TAR Campania (NA), Sez. II, n. 5567, del 5 dicembre 2013
Urbanistica.Legittimità Ordinanza demolizione al proprietario attuale anche se non responsabile dell’abuso

Secondo la prevalente giurisprudenza, l'ordinanza di demolizione di una costruzione abusiva può legittimamente essere emanata nei confronti del proprietario attuale, anche se non responsabile dell'abuso, in considerazione del fatto che l'abuso edilizio costituisce un illecito permanente e che l'adozione dell’ordinanza, di carattere ripristinatorio, non richiede l'accertamento del dolo o della colpa del soggetto interessato. (Segnalazione e massima a cura di F. Albanese)

N. 05567/2013 REG.PROV.COLL.

N. 03575/2008 REG.RIC.

REPUBBLICA ITALIANA

IN NOME DEL POPOLO ITALIANO

Il Tribunale Amministrativo Regionale della Campania

(Sezione Seconda)

ha pronunciato la presente

SENTENZA

sul ricorso numero di registro generale 3575 del 2008, proposto da: 
Commercio e Finanza S.p.A. Leasing e Factoring, in persona del suo legale rappresentante pro tempore, rappresentata e difesa dagli avv.ti Enzo Napolano e Francesco Tuccillo, con domicilio eletto presso il primo in Napoli, via Andrea d'Isernia, n.8;

contro

Il Comune di Giugliano in Campania;

per l'annullamento

dell’ordinanza 14.3.2008, n. 28 emessa dal Comune di Giugliano in Campania con la quale è stata ingiunta la demolizione di un edificio composto da piano interrato, piano terra, primo e secondo piano sito in Via Domitiana;



Visti il ricorso e i relativi allegati;

Viste le memorie difensive;

Visti tutti gli atti della causa;

Relatore nell'udienza pubblica del giorno 21 novembre 2013 il dott. Vincenzo Blanda e uditi per le parti i difensori come specificato nel verbale;

Ritenuto e considerato in fatto e diritto quanto segue.



FATTO

Con l’ordinanza in epigrafe il Comune di Giugliano in Campania ha ingiunto, ai sensi dell’art. 31 del d.P.R. 380/2001, la demolizione di un edificio composto da piano interrato, piano terra, primo e secondo piano sito in Via Domitiana, realizzato in zona G3-turistica, senza permesso di costruire.

Avverso il suddetto ordine demolitorio ha proposto impugnativa l’interessata, chiedendone l'annullamento per i seguenti motivi:

1) Violazione e falsa applicazione dell’articolo 7 della legge n. 241/1990.

- [OBIETTIVO]:
Riproduci alla lettera il tratto della sentenza che va da "TAR Campania (NA), Sez." fino a "N. 03575/2008 REG.RIC.".

- [RIGHE DI DATI]:
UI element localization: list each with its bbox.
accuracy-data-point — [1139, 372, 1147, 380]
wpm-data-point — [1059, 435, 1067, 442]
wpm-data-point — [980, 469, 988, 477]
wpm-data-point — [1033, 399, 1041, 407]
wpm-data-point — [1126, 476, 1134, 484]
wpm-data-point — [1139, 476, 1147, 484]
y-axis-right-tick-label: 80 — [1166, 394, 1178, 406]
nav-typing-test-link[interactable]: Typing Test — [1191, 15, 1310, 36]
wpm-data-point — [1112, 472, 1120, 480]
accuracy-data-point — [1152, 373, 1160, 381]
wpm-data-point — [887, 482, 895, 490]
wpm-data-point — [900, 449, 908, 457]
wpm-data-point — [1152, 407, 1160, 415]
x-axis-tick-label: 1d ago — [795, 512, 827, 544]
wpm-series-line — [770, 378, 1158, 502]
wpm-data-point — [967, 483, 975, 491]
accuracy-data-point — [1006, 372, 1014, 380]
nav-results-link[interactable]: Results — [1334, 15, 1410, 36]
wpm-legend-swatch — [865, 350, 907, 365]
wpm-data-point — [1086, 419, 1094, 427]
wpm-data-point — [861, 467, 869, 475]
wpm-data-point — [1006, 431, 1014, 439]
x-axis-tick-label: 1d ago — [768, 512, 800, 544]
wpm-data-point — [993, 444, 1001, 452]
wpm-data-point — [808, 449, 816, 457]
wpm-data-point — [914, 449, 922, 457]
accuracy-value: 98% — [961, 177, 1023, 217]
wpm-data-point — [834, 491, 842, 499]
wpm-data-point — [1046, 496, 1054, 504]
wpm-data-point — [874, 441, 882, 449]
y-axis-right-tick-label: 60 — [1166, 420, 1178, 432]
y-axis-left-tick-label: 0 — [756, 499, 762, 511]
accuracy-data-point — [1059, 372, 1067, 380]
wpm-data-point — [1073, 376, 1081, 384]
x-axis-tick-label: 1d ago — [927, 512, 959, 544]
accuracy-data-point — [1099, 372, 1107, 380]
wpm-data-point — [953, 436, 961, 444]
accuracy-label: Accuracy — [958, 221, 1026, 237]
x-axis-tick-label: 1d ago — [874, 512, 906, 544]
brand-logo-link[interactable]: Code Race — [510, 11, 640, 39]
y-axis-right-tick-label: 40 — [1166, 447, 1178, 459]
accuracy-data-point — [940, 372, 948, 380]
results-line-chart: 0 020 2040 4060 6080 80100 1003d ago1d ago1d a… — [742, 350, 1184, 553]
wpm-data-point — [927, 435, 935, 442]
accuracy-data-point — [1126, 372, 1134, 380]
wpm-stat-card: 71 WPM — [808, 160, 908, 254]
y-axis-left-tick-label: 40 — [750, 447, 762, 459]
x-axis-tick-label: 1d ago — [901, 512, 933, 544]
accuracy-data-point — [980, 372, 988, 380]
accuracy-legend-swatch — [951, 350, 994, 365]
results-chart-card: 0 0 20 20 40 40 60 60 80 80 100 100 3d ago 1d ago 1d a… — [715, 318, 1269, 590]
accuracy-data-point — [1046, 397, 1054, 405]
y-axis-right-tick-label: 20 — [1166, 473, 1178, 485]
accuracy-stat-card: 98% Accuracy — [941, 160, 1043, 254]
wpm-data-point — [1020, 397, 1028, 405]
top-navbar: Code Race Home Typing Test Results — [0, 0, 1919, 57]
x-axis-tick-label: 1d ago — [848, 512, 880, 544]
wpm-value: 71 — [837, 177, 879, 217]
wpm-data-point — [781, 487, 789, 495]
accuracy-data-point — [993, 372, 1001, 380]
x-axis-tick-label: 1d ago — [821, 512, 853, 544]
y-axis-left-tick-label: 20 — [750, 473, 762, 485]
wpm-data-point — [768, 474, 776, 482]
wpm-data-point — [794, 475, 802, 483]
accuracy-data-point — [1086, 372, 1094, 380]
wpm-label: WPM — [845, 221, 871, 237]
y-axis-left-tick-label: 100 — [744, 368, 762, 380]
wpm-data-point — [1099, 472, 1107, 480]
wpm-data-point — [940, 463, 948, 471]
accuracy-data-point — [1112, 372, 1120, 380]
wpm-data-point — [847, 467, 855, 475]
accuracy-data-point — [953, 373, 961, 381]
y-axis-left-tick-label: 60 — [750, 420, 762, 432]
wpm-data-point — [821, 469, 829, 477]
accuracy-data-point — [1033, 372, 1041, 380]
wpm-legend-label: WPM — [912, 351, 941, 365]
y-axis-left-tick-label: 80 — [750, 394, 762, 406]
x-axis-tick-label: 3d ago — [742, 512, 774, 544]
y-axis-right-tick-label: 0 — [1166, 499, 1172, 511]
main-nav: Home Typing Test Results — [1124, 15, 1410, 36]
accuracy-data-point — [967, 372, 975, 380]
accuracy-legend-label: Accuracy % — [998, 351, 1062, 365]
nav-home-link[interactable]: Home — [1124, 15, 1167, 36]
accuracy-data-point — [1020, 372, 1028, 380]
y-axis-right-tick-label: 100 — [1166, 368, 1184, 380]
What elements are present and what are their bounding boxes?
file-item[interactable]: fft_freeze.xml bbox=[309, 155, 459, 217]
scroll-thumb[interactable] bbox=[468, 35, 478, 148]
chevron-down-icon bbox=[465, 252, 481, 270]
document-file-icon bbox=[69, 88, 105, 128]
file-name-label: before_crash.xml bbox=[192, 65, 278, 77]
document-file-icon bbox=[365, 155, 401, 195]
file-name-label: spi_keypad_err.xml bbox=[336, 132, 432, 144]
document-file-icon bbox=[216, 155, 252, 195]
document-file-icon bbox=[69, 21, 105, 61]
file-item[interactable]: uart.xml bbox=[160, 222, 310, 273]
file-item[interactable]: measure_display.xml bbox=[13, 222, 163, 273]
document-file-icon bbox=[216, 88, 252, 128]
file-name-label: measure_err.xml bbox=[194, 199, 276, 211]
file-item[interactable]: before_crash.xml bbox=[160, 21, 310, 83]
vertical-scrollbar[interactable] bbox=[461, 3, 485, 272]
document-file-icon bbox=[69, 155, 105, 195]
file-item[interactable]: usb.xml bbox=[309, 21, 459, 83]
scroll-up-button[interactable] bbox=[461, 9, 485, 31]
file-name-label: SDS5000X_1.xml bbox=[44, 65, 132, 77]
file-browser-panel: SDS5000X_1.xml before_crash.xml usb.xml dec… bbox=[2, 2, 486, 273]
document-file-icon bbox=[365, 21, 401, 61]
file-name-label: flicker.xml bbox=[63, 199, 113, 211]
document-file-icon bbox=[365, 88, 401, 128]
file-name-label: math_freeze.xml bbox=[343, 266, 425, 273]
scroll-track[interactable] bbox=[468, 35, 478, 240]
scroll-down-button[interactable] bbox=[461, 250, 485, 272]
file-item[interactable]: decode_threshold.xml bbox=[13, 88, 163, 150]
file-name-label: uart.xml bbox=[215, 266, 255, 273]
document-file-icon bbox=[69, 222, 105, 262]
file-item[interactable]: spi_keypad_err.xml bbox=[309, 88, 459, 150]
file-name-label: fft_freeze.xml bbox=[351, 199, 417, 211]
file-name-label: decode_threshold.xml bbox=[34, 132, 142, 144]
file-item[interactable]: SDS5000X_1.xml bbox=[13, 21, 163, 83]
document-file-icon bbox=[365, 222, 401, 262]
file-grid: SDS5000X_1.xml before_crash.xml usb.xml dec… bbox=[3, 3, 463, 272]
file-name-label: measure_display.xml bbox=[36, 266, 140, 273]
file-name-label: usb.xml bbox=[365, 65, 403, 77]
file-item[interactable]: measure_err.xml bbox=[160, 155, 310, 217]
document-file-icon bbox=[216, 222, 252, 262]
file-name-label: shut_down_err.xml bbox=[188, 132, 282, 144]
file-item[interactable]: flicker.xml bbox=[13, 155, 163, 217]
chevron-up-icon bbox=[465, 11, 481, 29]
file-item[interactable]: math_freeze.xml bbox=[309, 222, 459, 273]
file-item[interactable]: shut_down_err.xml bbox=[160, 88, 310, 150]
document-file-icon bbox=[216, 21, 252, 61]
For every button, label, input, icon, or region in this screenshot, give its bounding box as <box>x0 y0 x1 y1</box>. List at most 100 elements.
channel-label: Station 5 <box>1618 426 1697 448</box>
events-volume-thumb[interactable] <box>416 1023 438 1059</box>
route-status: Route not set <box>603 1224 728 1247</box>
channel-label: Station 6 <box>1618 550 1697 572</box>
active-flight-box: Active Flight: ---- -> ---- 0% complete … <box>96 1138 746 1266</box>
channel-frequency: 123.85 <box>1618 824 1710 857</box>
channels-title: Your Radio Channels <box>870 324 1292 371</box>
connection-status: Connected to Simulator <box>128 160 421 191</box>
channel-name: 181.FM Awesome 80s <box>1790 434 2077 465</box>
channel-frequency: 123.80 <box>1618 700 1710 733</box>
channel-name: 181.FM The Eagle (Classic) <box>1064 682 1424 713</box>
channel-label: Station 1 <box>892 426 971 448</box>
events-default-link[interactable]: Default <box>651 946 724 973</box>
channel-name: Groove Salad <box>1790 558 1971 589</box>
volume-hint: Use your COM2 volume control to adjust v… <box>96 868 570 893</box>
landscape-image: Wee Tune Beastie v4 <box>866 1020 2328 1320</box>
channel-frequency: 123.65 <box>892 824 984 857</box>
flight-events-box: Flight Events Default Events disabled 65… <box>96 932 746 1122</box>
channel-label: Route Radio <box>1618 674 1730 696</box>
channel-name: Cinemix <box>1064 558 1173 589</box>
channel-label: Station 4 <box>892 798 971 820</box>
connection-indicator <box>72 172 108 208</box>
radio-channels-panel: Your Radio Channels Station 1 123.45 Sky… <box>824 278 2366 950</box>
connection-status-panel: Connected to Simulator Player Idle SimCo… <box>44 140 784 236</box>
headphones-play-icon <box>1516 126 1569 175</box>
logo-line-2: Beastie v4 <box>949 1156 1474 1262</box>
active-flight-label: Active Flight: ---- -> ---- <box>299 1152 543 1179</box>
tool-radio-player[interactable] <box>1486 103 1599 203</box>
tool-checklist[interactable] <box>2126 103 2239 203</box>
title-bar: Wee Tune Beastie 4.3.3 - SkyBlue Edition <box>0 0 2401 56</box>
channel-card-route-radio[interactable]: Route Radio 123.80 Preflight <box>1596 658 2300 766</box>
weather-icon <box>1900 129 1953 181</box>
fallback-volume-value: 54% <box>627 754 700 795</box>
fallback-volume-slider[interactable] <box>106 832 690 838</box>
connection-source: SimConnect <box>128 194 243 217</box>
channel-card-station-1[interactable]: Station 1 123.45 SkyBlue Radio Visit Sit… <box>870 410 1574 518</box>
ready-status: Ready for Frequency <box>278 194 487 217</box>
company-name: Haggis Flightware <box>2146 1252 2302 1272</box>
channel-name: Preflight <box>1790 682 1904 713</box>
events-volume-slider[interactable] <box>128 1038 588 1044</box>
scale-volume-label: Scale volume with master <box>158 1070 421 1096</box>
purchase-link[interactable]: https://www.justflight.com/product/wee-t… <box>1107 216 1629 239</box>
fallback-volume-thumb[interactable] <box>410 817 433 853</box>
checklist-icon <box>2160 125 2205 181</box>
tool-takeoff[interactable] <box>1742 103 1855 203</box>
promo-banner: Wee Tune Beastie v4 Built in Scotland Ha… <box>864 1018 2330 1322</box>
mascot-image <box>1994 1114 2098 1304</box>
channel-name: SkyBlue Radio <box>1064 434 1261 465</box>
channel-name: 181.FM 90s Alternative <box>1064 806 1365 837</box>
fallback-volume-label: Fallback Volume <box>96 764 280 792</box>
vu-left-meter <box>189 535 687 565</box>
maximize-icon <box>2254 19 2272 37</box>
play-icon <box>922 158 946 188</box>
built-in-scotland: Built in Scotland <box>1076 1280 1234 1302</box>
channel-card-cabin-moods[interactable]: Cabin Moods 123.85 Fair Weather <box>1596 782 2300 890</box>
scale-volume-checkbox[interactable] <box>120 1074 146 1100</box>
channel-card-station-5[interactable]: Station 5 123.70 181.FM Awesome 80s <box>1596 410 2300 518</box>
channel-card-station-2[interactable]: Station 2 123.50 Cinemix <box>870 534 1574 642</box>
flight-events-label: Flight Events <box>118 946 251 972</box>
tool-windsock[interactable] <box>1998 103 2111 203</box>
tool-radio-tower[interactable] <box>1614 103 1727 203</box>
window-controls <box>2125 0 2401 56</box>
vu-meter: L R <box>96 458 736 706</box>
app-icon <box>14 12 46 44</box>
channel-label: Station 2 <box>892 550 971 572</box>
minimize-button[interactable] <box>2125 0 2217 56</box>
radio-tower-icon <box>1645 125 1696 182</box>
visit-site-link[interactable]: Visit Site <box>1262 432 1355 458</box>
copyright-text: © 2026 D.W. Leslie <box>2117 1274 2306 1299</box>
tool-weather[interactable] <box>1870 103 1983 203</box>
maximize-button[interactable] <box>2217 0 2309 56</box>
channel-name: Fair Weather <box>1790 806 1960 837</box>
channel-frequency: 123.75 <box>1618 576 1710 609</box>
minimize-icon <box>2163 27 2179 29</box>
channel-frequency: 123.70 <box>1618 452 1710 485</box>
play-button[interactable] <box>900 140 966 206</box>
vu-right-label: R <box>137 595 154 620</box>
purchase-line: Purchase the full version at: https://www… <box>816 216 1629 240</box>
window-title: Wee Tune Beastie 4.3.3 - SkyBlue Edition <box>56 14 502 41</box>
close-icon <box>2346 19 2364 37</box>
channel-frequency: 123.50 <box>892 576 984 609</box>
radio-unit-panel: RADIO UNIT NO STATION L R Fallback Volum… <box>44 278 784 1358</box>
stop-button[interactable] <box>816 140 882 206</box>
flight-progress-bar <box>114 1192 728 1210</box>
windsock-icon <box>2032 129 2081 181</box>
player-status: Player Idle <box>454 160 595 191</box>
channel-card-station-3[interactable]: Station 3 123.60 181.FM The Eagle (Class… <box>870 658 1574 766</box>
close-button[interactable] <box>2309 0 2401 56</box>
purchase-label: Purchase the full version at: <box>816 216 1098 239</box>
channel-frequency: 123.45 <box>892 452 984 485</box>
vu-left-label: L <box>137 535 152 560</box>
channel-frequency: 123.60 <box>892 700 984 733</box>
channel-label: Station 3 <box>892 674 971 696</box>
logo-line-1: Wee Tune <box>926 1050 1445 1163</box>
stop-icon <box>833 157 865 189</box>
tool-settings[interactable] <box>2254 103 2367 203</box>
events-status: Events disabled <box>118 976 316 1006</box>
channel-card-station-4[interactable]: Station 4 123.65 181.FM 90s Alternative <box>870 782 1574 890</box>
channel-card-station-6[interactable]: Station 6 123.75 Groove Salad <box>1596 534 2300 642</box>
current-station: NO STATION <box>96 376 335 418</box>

- [COMPITO SVOLTO]:
TAR Campania (NA), Sez. II, n. 5567, del 5 dicembre 2013
Urbanistica.Legittimità Ordinanza demolizione al proprietario attuale anche se non responsabile dell’abuso

Secondo la prevalente giurisprudenza, l'ordinanza di demolizione di una costruzione abusiva può legittimamente essere emanata nei confronti del proprietario attuale, anche se non responsabile dell'abuso, in considerazione del fatto che l'abuso edilizio costituisce un illecito permanente e che l'adozione dell’ordinanza, di carattere ripristinatorio, non richiede l'accertamento del dolo o della colpa del soggetto interessato. (Segnalazione e massima a cura di F. Albanese)

N. 05567/2013 REG.PROV.COLL.

N. 03575/2008 REG.RIC.